══ Input for this task
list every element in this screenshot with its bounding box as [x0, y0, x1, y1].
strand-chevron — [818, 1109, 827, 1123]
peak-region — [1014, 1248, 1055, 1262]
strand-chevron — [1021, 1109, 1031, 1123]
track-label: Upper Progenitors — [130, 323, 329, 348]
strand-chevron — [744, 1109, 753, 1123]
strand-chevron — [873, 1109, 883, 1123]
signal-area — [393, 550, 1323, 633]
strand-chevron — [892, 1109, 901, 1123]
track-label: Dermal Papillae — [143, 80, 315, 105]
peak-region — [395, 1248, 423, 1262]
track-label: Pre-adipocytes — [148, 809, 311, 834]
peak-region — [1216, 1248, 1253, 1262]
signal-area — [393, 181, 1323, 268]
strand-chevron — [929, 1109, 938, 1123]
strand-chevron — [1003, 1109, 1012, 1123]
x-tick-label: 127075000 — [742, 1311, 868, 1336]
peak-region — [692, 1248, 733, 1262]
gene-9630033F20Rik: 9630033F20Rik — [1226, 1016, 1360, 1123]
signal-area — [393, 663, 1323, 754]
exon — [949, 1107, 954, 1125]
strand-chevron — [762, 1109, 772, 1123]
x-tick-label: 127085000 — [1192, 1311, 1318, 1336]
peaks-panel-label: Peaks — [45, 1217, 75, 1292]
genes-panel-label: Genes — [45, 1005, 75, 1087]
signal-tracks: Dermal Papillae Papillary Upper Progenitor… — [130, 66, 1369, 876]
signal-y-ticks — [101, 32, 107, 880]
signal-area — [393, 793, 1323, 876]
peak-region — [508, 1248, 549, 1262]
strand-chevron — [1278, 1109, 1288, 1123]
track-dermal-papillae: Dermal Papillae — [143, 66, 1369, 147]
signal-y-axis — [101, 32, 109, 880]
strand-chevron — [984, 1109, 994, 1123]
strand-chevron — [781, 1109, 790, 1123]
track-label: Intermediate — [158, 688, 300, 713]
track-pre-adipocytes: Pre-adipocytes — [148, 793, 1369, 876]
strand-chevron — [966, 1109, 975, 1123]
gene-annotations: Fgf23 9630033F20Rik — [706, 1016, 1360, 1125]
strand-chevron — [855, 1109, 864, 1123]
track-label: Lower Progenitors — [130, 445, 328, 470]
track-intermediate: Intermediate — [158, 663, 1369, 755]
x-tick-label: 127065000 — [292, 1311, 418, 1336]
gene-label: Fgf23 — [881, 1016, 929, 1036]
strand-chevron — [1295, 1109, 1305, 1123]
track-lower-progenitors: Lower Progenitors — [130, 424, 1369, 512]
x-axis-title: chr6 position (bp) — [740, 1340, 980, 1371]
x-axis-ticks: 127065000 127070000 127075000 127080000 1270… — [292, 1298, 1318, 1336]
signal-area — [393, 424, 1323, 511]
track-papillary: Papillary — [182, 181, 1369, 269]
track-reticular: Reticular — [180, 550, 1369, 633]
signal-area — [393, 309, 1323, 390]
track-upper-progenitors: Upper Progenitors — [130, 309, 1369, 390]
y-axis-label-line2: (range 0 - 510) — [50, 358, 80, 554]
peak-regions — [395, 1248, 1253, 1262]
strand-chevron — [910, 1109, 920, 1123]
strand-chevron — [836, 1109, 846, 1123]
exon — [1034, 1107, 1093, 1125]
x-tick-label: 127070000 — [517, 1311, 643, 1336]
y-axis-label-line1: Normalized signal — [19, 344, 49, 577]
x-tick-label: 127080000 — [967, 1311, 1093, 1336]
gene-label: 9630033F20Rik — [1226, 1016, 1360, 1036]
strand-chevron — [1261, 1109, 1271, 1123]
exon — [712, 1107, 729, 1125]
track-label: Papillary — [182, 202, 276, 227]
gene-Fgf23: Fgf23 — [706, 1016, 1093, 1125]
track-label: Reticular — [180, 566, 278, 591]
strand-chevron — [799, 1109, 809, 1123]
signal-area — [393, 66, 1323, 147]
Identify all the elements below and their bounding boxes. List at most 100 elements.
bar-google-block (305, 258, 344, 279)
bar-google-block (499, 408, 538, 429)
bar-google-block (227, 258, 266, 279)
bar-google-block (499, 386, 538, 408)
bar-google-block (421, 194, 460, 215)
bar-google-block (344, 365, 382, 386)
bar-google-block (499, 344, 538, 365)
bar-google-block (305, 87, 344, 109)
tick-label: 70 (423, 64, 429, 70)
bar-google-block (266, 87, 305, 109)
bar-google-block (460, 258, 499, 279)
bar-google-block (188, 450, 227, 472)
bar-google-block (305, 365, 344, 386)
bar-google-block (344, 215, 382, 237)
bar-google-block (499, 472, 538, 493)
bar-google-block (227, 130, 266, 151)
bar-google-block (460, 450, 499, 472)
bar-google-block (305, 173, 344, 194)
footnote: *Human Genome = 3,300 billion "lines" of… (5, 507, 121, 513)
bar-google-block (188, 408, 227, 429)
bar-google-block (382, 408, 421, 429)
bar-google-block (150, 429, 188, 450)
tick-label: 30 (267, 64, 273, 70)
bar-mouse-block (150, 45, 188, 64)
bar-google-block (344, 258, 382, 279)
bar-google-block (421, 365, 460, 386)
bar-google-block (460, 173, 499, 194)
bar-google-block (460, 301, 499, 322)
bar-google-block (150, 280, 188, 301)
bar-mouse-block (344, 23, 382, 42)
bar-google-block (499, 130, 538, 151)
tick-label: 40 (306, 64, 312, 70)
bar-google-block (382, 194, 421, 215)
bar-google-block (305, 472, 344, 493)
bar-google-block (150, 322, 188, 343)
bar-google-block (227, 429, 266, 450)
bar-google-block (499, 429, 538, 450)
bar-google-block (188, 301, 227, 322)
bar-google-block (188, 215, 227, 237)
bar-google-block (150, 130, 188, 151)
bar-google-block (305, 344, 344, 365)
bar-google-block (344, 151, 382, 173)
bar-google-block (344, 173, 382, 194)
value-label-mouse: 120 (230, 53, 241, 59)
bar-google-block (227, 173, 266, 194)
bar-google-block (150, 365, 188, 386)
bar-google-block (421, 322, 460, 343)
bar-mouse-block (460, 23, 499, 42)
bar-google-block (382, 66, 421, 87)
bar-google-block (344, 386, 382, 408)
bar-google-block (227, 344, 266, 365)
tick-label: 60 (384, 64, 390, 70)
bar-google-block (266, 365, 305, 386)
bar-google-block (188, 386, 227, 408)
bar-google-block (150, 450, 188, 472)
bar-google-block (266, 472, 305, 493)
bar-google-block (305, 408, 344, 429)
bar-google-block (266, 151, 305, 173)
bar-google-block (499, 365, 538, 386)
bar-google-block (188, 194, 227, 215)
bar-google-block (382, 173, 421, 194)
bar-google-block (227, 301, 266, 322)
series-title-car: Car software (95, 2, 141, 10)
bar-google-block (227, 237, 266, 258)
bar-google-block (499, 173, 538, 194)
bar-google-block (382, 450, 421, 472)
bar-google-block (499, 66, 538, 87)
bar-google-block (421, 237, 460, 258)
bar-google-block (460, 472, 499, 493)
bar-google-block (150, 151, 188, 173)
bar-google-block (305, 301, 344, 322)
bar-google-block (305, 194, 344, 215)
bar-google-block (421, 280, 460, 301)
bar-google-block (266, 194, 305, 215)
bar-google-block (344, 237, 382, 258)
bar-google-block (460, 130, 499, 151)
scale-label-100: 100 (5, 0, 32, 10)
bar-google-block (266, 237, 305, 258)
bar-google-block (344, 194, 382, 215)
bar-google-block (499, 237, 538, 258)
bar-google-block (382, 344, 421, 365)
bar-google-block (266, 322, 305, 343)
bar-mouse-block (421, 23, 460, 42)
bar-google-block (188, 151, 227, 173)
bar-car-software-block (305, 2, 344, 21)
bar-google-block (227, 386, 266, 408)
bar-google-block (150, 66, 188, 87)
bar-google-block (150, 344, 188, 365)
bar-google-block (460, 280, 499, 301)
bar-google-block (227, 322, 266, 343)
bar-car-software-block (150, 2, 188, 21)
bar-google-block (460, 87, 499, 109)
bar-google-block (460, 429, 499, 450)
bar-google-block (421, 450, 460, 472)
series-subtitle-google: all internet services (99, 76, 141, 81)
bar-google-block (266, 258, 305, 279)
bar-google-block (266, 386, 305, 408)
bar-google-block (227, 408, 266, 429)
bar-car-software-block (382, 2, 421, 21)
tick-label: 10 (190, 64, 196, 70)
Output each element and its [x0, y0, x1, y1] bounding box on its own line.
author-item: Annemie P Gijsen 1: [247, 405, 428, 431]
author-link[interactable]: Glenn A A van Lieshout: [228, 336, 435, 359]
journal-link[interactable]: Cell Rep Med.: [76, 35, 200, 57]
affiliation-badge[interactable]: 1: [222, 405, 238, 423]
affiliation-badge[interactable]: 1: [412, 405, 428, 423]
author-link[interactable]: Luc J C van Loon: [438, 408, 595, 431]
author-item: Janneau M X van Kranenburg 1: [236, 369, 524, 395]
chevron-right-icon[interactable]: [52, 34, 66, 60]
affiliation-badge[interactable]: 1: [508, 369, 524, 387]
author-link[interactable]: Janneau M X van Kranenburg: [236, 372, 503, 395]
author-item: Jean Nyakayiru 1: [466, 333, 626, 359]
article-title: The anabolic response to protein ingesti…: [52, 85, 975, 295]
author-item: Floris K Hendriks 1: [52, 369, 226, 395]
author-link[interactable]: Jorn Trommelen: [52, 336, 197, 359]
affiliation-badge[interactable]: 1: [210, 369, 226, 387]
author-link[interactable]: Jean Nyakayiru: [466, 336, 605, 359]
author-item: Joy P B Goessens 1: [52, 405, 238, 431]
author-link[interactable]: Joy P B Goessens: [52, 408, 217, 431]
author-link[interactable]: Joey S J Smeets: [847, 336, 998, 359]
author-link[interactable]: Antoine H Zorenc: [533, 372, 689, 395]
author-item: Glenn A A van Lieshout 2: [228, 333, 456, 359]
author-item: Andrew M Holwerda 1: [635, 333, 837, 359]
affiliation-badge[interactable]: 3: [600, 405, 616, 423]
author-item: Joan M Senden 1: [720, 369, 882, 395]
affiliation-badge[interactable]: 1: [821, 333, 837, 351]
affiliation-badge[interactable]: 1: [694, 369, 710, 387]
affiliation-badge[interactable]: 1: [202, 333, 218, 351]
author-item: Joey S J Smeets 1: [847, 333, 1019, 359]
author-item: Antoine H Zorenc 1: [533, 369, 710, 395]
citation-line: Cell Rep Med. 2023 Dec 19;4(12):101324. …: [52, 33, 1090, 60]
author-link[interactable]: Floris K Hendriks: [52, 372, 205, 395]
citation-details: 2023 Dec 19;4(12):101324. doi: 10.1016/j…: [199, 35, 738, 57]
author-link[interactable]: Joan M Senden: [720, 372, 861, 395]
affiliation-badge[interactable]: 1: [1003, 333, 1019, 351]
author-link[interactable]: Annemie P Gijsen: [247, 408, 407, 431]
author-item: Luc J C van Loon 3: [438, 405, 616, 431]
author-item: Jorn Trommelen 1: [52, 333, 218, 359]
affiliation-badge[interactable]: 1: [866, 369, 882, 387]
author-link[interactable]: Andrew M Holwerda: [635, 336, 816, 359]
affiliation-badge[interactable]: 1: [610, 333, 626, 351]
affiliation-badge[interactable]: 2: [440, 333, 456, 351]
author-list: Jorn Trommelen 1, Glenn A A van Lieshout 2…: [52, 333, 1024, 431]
════
▶ Work request
Identify the lines in the entries that hold "Upper" and return each one.

▶ Exercise solution
track-label: Upper Progenitors — [130, 323, 329, 348]
signal-tracks: Dermal Papillae Papillary Upper Progenitor… — [130, 66, 1369, 876]
track-upper-progenitors: Upper Progenitors — [130, 309, 1369, 390]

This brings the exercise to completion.